YOUR GOAL: Omit the pictures, please, and give each record below again exactly.

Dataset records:

···

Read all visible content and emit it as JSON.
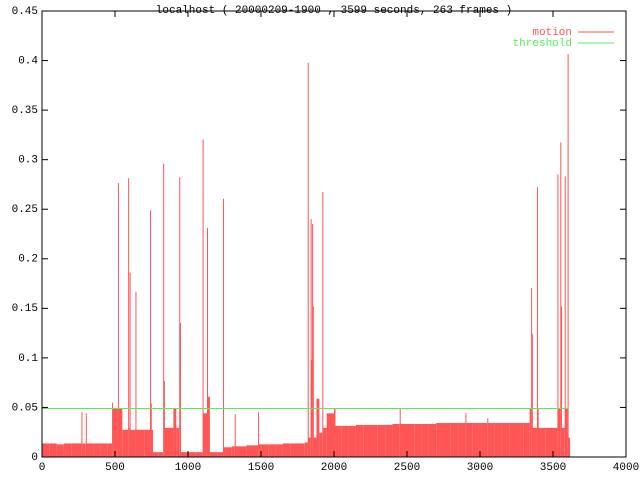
{
  "chart_data": {
    "type": "impulses",
    "title": "localhost ( 20000209-1900 , 3599 seconds, 263 frames )",
    "xlim": [
      0,
      4000
    ],
    "xticks": [
      0,
      500,
      1000,
      1500,
      2000,
      2500,
      3000,
      3500,
      4000
    ],
    "ylim": [
      0,
      0.45
    ],
    "yticks": [
      0,
      0.05,
      0.1,
      0.15,
      0.2,
      0.25,
      0.3,
      0.35,
      0.4,
      0.45
    ],
    "legend": "top-right",
    "series": [
      {
        "name": "motion",
        "color": "#ff5555",
        "style": "impulses",
        "x": [
          0,
          50,
          100,
          150,
          200,
          250,
          270,
          275,
          300,
          305,
          350,
          400,
          450,
          480,
          485,
          520,
          525,
          550,
          590,
          595,
          600,
          605,
          640,
          645,
          700,
          740,
          745,
          750,
          760,
          800,
          830,
          835,
          840,
          870,
          900,
          920,
          940,
          945,
          950,
          1000,
          1050,
          1100,
          1105,
          1130,
          1135,
          1150,
          1200,
          1240,
          1245,
          1300,
          1320,
          1325,
          1400,
          1480,
          1485,
          1550,
          1600,
          1650,
          1700,
          1750,
          1800,
          1820,
          1825,
          1840,
          1845,
          1850,
          1855,
          1860,
          1880,
          1900,
          1920,
          1925,
          1950,
          2000,
          2010,
          2050,
          2100,
          2150,
          2200,
          2250,
          2300,
          2350,
          2400,
          2450,
          2455,
          2500,
          2550,
          2600,
          2650,
          2700,
          2750,
          2800,
          2850,
          2900,
          2905,
          2950,
          3000,
          3050,
          3055,
          3100,
          3150,
          3200,
          3250,
          3300,
          3340,
          3350,
          3355,
          3360,
          3390,
          3395,
          3400,
          3450,
          3500,
          3530,
          3535,
          3550,
          3555,
          3560,
          3580,
          3585,
          3600,
          3605,
          3610
        ],
        "values": [
          0.014,
          0.014,
          0.013,
          0.014,
          0.014,
          0.014,
          0.046,
          0.014,
          0.045,
          0.014,
          0.014,
          0.014,
          0.014,
          0.056,
          0.05,
          0.282,
          0.05,
          0.028,
          0.287,
          0.03,
          0.19,
          0.028,
          0.17,
          0.028,
          0.028,
          0.254,
          0.055,
          0.028,
          0.005,
          0.005,
          0.302,
          0.078,
          0.03,
          0.03,
          0.05,
          0.03,
          0.288,
          0.138,
          0.005,
          0.005,
          0.005,
          0.327,
          0.045,
          0.236,
          0.062,
          0.005,
          0.005,
          0.266,
          0.01,
          0.011,
          0.044,
          0.011,
          0.012,
          0.046,
          0.013,
          0.013,
          0.013,
          0.014,
          0.014,
          0.014,
          0.015,
          0.406,
          0.02,
          0.245,
          0.1,
          0.24,
          0.155,
          0.02,
          0.06,
          0.025,
          0.273,
          0.03,
          0.045,
          0.05,
          0.032,
          0.032,
          0.032,
          0.033,
          0.033,
          0.033,
          0.033,
          0.033,
          0.034,
          0.05,
          0.034,
          0.034,
          0.034,
          0.034,
          0.034,
          0.035,
          0.035,
          0.035,
          0.035,
          0.045,
          0.035,
          0.035,
          0.035,
          0.04,
          0.035,
          0.035,
          0.035,
          0.035,
          0.035,
          0.035,
          0.05,
          0.174,
          0.127,
          0.03,
          0.278,
          0.05,
          0.03,
          0.03,
          0.03,
          0.291,
          0.05,
          0.324,
          0.155,
          0.03,
          0.289,
          0.05,
          0.415,
          0.02,
          0.02
        ]
      },
      {
        "name": "threshold",
        "color": "#55ee55",
        "style": "line",
        "x": [
          0,
          3610
        ],
        "values": [
          0.05,
          0.05
        ]
      }
    ]
  }
}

···

TASK RESPONSE:
Read all visible content and emit it as JSON.
{
  "chart_data": {
    "type": "impulses",
    "title": "localhost ( 20000209-1900 , 3599 seconds, 263 frames )",
    "xlim": [
      0,
      4000
    ],
    "xticks": [
      0,
      500,
      1000,
      1500,
      2000,
      2500,
      3000,
      3500,
      4000
    ],
    "ylim": [
      0,
      0.45
    ],
    "yticks": [
      0,
      0.05,
      0.1,
      0.15,
      0.2,
      0.25,
      0.3,
      0.35,
      0.4,
      0.45
    ],
    "legend": "top-right",
    "series": [
      {
        "name": "motion",
        "color": "#ff5555",
        "style": "impulses",
        "x": [
          0,
          50,
          100,
          150,
          200,
          250,
          270,
          275,
          300,
          305,
          350,
          400,
          450,
          480,
          485,
          520,
          525,
          550,
          590,
          595,
          600,
          605,
          640,
          645,
          700,
          740,
          745,
          750,
          760,
          800,
          830,
          835,
          840,
          870,
          900,
          920,
          940,
          945,
          950,
          1000,
          1050,
          1100,
          1105,
          1130,
          1135,
          1150,
          1200,
          1240,
          1245,
          1300,
          1320,
          1325,
          1400,
          1480,
          1485,
          1550,
          1600,
          1650,
          1700,
          1750,
          1800,
          1820,
          1825,
          1840,
          1845,
          1850,
          1855,
          1860,
          1880,
          1900,
          1920,
          1925,
          1950,
          2000,
          2010,
          2050,
          2100,
          2150,
          2200,
          2250,
          2300,
          2350,
          2400,
          2450,
          2455,
          2500,
          2550,
          2600,
          2650,
          2700,
          2750,
          2800,
          2850,
          2900,
          2905,
          2950,
          3000,
          3050,
          3055,
          3100,
          3150,
          3200,
          3250,
          3300,
          3340,
          3350,
          3355,
          3360,
          3390,
          3395,
          3400,
          3450,
          3500,
          3530,
          3535,
          3550,
          3555,
          3560,
          3580,
          3585,
          3600,
          3605,
          3610
        ],
        "values": [
          0.014,
          0.014,
          0.013,
          0.014,
          0.014,
          0.014,
          0.046,
          0.014,
          0.045,
          0.014,
          0.014,
          0.014,
          0.014,
          0.056,
          0.05,
          0.282,
          0.05,
          0.028,
          0.287,
          0.03,
          0.19,
          0.028,
          0.17,
          0.028,
          0.028,
          0.254,
          0.055,
          0.028,
          0.005,
          0.005,
          0.302,
          0.078,
          0.03,
          0.03,
          0.05,
          0.03,
          0.288,
          0.138,
          0.005,
          0.005,
          0.005,
          0.327,
          0.045,
          0.236,
          0.062,
          0.005,
          0.005,
          0.266,
          0.01,
          0.011,
          0.044,
          0.011,
          0.012,
          0.046,
          0.013,
          0.013,
          0.013,
          0.014,
          0.014,
          0.014,
          0.015,
          0.406,
          0.02,
          0.245,
          0.1,
          0.24,
          0.155,
          0.02,
          0.06,
          0.025,
          0.273,
          0.03,
          0.045,
          0.05,
          0.032,
          0.032,
          0.032,
          0.033,
          0.033,
          0.033,
          0.033,
          0.033,
          0.034,
          0.05,
          0.034,
          0.034,
          0.034,
          0.034,
          0.034,
          0.035,
          0.035,
          0.035,
          0.035,
          0.045,
          0.035,
          0.035,
          0.035,
          0.04,
          0.035,
          0.035,
          0.035,
          0.035,
          0.035,
          0.035,
          0.05,
          0.174,
          0.127,
          0.03,
          0.278,
          0.05,
          0.03,
          0.03,
          0.03,
          0.291,
          0.05,
          0.324,
          0.155,
          0.03,
          0.289,
          0.05,
          0.415,
          0.02,
          0.02
        ]
      },
      {
        "name": "threshold",
        "color": "#55ee55",
        "style": "line",
        "x": [
          0,
          3610
        ],
        "values": [
          0.05,
          0.05
        ]
      }
    ]
  }
}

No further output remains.